Pull out every line below containing the word "text".

◆ DATA TO PROCESS
----------

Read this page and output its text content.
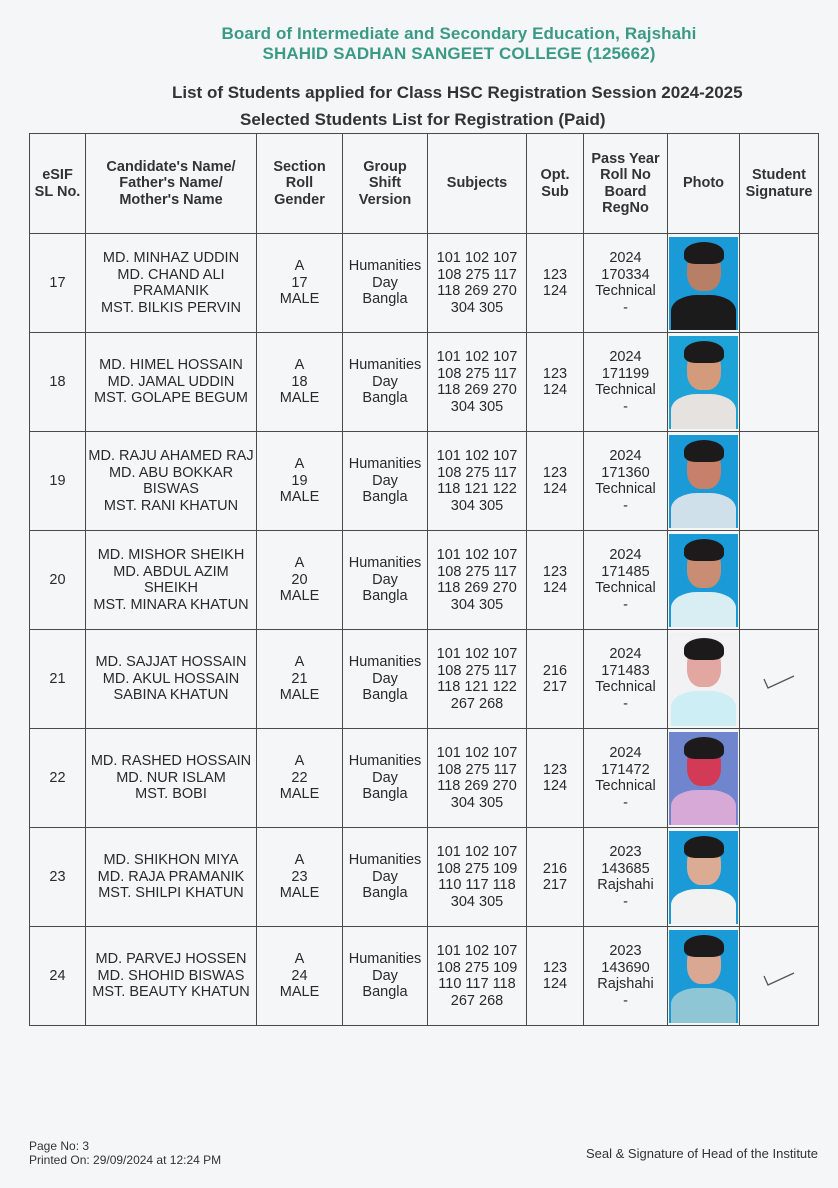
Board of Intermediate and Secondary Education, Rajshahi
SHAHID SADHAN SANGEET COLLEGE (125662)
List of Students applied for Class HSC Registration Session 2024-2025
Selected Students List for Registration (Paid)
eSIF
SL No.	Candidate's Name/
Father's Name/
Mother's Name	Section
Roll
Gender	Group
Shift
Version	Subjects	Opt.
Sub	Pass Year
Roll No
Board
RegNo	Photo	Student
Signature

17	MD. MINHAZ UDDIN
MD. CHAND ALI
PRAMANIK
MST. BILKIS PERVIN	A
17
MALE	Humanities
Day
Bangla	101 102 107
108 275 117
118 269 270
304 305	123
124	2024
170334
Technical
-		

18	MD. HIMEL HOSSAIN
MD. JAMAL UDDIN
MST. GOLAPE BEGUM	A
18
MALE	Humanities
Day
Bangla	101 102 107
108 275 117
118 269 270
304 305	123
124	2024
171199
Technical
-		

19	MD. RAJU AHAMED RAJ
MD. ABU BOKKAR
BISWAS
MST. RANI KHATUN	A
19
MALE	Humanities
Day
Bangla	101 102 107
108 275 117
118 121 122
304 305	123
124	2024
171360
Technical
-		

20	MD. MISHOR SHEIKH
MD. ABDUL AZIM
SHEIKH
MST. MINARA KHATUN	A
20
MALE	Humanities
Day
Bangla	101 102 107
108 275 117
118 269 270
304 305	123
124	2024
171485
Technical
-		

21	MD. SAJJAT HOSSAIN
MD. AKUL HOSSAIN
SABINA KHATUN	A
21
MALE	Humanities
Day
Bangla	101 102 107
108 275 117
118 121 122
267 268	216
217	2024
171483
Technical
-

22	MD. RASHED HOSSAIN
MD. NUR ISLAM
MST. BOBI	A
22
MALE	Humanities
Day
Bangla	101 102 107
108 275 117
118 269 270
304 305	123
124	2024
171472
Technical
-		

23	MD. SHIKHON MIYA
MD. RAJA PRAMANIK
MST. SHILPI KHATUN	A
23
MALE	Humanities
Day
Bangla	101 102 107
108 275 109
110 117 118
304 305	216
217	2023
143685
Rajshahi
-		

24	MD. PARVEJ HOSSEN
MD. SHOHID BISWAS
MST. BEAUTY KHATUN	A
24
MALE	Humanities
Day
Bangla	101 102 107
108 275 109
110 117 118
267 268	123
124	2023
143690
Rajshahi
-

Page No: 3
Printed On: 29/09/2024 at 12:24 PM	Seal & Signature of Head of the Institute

----------

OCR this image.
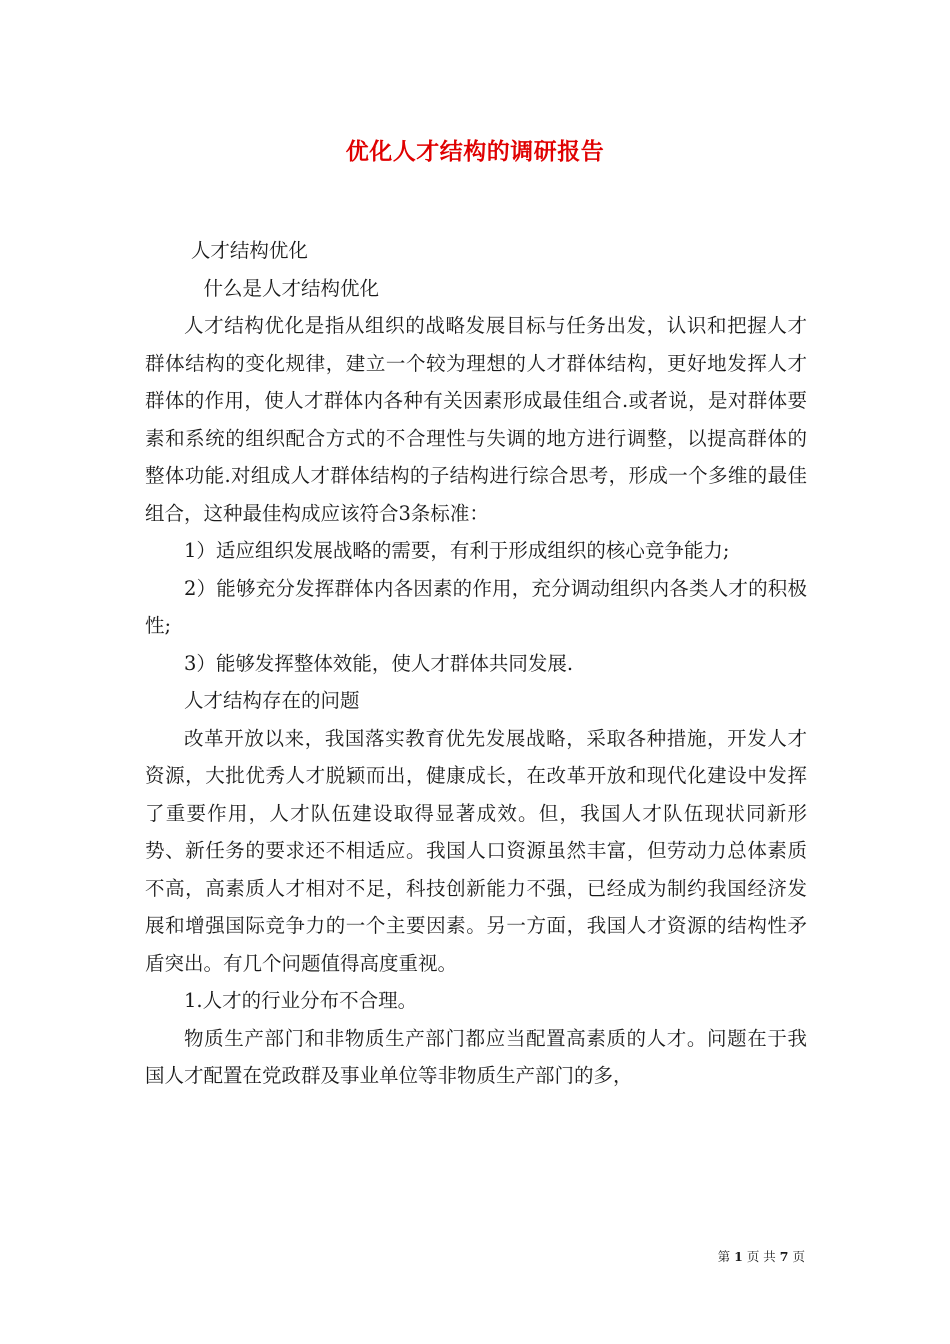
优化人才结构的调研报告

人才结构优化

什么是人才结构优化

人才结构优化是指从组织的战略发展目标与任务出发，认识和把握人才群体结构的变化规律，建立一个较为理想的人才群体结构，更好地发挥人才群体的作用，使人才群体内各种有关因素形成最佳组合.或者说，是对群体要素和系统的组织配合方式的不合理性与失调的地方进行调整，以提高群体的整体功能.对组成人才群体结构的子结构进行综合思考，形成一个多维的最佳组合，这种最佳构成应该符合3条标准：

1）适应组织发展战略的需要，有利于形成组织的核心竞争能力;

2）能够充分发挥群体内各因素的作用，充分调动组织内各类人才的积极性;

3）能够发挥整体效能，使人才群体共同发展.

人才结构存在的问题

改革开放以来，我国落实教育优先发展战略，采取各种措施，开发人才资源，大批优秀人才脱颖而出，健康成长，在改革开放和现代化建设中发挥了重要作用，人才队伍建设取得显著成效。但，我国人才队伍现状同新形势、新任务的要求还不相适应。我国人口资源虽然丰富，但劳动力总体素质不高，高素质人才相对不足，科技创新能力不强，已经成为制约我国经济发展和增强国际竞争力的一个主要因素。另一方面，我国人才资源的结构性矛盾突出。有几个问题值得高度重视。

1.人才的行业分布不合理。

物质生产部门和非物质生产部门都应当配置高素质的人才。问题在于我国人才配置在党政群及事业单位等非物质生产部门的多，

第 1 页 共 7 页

----------

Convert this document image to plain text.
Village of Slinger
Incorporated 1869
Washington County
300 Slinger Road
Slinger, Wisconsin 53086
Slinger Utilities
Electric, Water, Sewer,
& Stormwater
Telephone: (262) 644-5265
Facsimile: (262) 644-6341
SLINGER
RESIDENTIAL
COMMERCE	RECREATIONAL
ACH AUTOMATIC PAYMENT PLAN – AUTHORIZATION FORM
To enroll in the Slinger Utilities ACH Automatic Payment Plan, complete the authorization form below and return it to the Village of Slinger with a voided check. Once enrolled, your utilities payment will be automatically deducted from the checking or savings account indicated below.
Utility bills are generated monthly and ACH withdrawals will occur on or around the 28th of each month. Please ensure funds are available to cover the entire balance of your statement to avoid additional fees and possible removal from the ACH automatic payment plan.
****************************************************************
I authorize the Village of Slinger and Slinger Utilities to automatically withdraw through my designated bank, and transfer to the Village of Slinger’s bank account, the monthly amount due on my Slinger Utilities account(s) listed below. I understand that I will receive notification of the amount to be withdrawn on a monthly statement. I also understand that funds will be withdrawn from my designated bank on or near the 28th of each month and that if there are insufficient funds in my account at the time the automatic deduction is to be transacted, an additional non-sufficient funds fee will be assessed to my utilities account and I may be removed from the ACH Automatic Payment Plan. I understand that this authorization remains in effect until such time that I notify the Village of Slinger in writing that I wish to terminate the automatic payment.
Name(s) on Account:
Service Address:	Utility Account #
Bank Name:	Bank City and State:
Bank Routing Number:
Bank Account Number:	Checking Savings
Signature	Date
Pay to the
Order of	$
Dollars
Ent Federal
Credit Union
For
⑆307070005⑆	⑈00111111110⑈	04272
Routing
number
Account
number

----------

◆ SOLUTION FOR THIS EXERCISE
Read this page and output its text content.
Convert this document image to plain text.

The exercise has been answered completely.